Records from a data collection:
## BEGIN

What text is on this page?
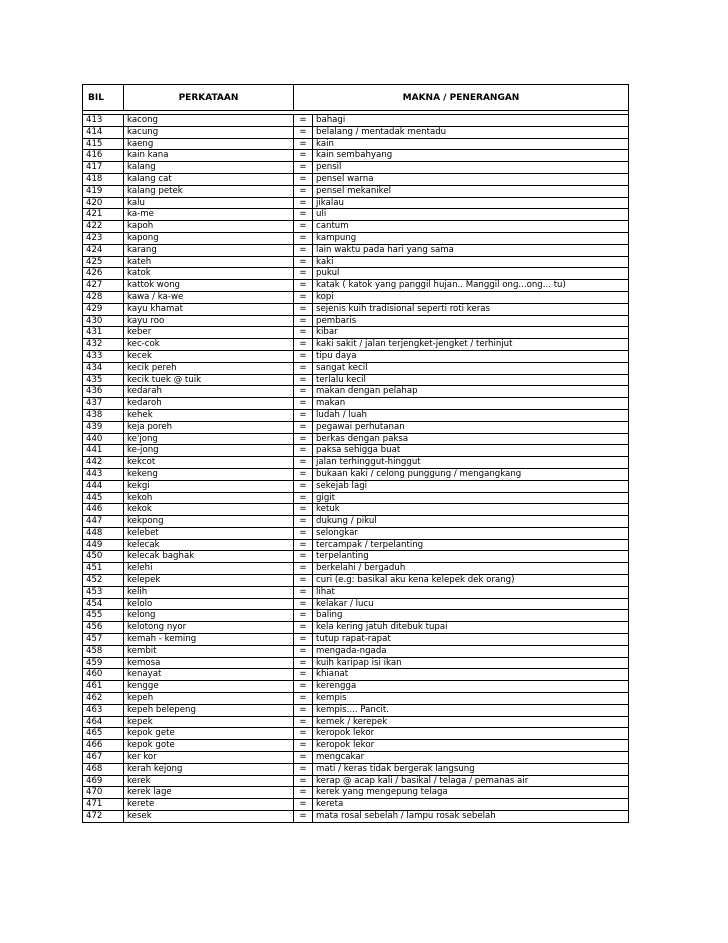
BIL	PERKATAAN	MAKNA / PENERANGAN	

413	kacong	=	bahagi
414	kacung	=	belalang / mentadak mentadu
415	kaeng	=	kain
416	kain kana	=	kain sembahyang
417	kalang	=	pensil
418	kalang cat	=	pensel warna
419	kalang petek	=	pensel mekanikel
420	kalu	=	jikalau
421	ka-me	=	uli
422	kapoh	=	cantum
423	kapong	=	kampung
424	karang	=	lain waktu pada hari yang sama
425	kateh	=	kaki
426	katok	=	pukul
427	kattok wong	=	katak ( katok yang panggil hujan.. Manggil ong...ong... tu)
428	kawa / ka-we	=	kopi
429	kayu khamat	=	sejenis kuih tradisional seperti roti keras
430	kayu roo	=	pembaris
431	keber	=	kibar
432	kec-cok	=	kaki sakit / jalan terjengket-jengket / terhinjut
433	kecek	=	tipu daya
434	kecik pereh	=	sangat kecil
435	kecik tuek @ tuik	=	terlalu kecil
436	kedarah	=	makan dengan pelahap
437	kedaroh	=	makan
438	kehek	=	ludah / luah
439	keja poreh	=	pegawai perhutanan
440	ke'jong	=	berkas dengan paksa
441	ke-jong	=	paksa sehigga buat
442	kekcot	=	jalan terhinggut-hinggut
443	kekeng	=	bukaan kaki / celong punggung / mengangkang
444	kekgi	=	sekejab lagi
445	kekoh	=	gigit
446	kekok	=	ketuk
447	kekpong	=	dukung / pikul
448	kelebet	=	selongkar
449	kelecak	=	tercampak / terpelanting
450	kelecak baghak	=	terpelanting
451	kelehi	=	berkelahi / bergaduh
452	kelepek	=	curi (e.g: basikal aku kena kelepek dek orang)
453	kelih	=	lihat
454	kelolo	=	kelakar / lucu
455	kelong	=	baling
456	kelotong nyor	=	kela kering jatuh ditebuk tupai
457	kemah - keming	=	tutup rapat-rapat
458	kembit	=	mengada-ngada
459	kemosa	=	kuih karipap isi ikan
460	kenayat	=	khianat
461	kengge	=	kerengga
462	kepeh	=	kempis
463	kepeh belepeng	=	kempis.... Pancit.
464	kepek	=	kemek / kerepek
465	kepok gete	=	keropok lekor
466	kepok gote	=	keropok lekor
467	ker kor	=	mengcakar
468	kerah kejong	=	mati / keras tidak bergerak langsung
469	kerek	=	kerap @ acap kali / basikal / telaga / pemanas air
470	kerek lage	=	kerek yang mengepung telaga
471	kerete	=	kereta
472	kesek	=	mata rosal sebelah / lampu rosak sebelah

## END

* Exercise:
Go through the entries above and print each one exactly, minus the pictures.

* Answer for the task:
What text is on this page?
BIL	PERKATAAN	MAKNA / PENERANGAN	

413	kacong	=	bahagi
414	kacung	=	belalang / mentadak mentadu
415	kaeng	=	kain
416	kain kana	=	kain sembahyang
417	kalang	=	pensil
418	kalang cat	=	pensel warna
419	kalang petek	=	pensel mekanikel
420	kalu	=	jikalau
421	ka-me	=	uli
422	kapoh	=	cantum
423	kapong	=	kampung
424	karang	=	lain waktu pada hari yang sama
425	kateh	=	kaki
426	katok	=	pukul
427	kattok wong	=	katak ( katok yang panggil hujan.. Manggil ong...ong... tu)
428	kawa / ka-we	=	kopi
429	kayu khamat	=	sejenis kuih tradisional seperti roti keras
430	kayu roo	=	pembaris
431	keber	=	kibar
432	kec-cok	=	kaki sakit / jalan terjengket-jengket / terhinjut
433	kecek	=	tipu daya
434	kecik pereh	=	sangat kecil
435	kecik tuek @ tuik	=	terlalu kecil
436	kedarah	=	makan dengan pelahap
437	kedaroh	=	makan
438	kehek	=	ludah / luah
439	keja poreh	=	pegawai perhutanan
440	ke'jong	=	berkas dengan paksa
441	ke-jong	=	paksa sehigga buat
442	kekcot	=	jalan terhinggut-hinggut
443	kekeng	=	bukaan kaki / celong punggung / mengangkang
444	kekgi	=	sekejab lagi
445	kekoh	=	gigit
446	kekok	=	ketuk
447	kekpong	=	dukung / pikul
448	kelebet	=	selongkar
449	kelecak	=	tercampak / terpelanting
450	kelecak baghak	=	terpelanting
451	kelehi	=	berkelahi / bergaduh
452	kelepek	=	curi (e.g: basikal aku kena kelepek dek orang)
453	kelih	=	lihat
454	kelolo	=	kelakar / lucu
455	kelong	=	baling
456	kelotong nyor	=	kela kering jatuh ditebuk tupai
457	kemah - keming	=	tutup rapat-rapat
458	kembit	=	mengada-ngada
459	kemosa	=	kuih karipap isi ikan
460	kenayat	=	khianat
461	kengge	=	kerengga
462	kepeh	=	kempis
463	kepeh belepeng	=	kempis.... Pancit.
464	kepek	=	kemek / kerepek
465	kepok gete	=	keropok lekor
466	kepok gote	=	keropok lekor
467	ker kor	=	mengcakar
468	kerah kejong	=	mati / keras tidak bergerak langsung
469	kerek	=	kerap @ acap kali / basikal / telaga / pemanas air
470	kerek lage	=	kerek yang mengepung telaga
471	kerete	=	kereta
472	kesek	=	mata rosal sebelah / lampu rosak sebelah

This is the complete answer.